### Saved entries
━━━━━━━━

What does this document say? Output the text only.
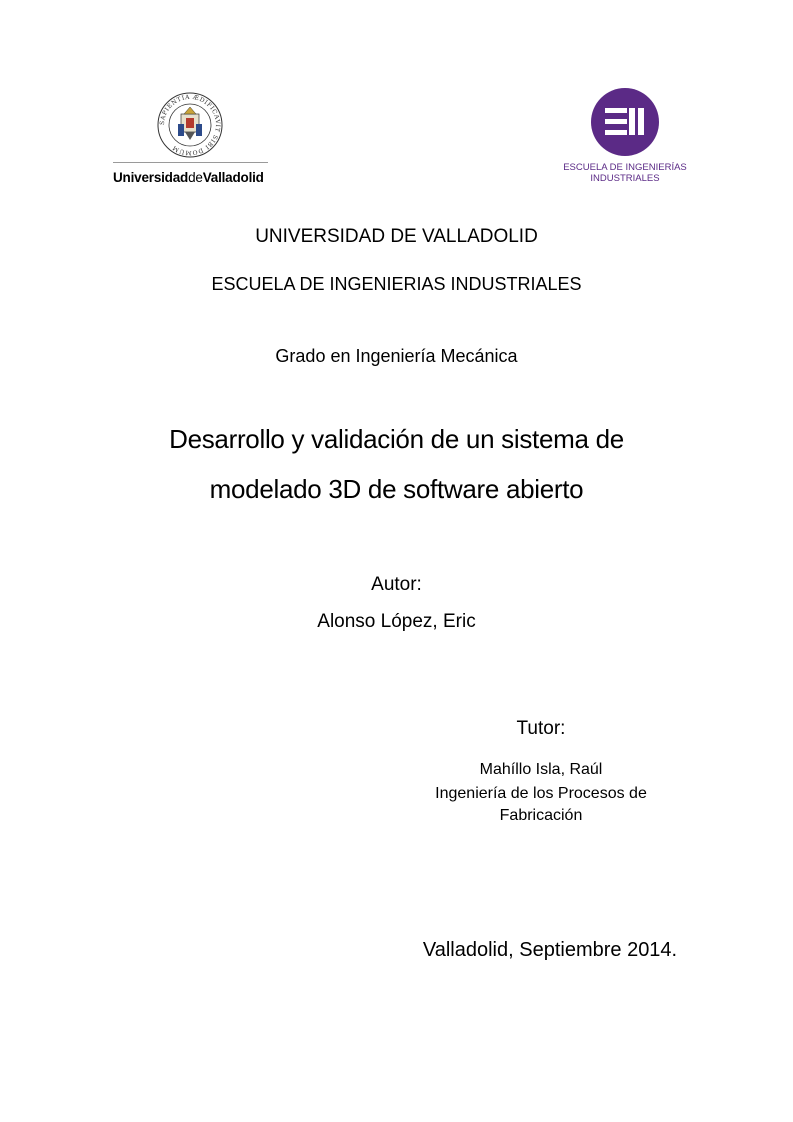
SAPIENTIA ÆDIFICAVIT SIBI DOMUM
UniversidaddeValladolid
ESCUELA DE INGENIERÍAS
INDUSTRIALES
UNIVERSIDAD DE VALLADOLID
ESCUELA DE INGENIERIAS INDUSTRIALES
Grado en Ingeniería Mecánica
Desarrollo y validación de un sistema de
modelado 3D de software abierto
Autor:
Alonso López, Eric
Tutor:
Mahíllo Isla, Raúl
Ingeniería de los Procesos de
Fabricación
Valladolid, Septiembre 2014.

━━━━━━━━

### Task to complete
Show all lines from the data above in which the word "ESCUELA" appears.

### Written reply
ESCUELA DE INGENIERÍAS
ESCUELA DE INGENIERIAS INDUSTRIALES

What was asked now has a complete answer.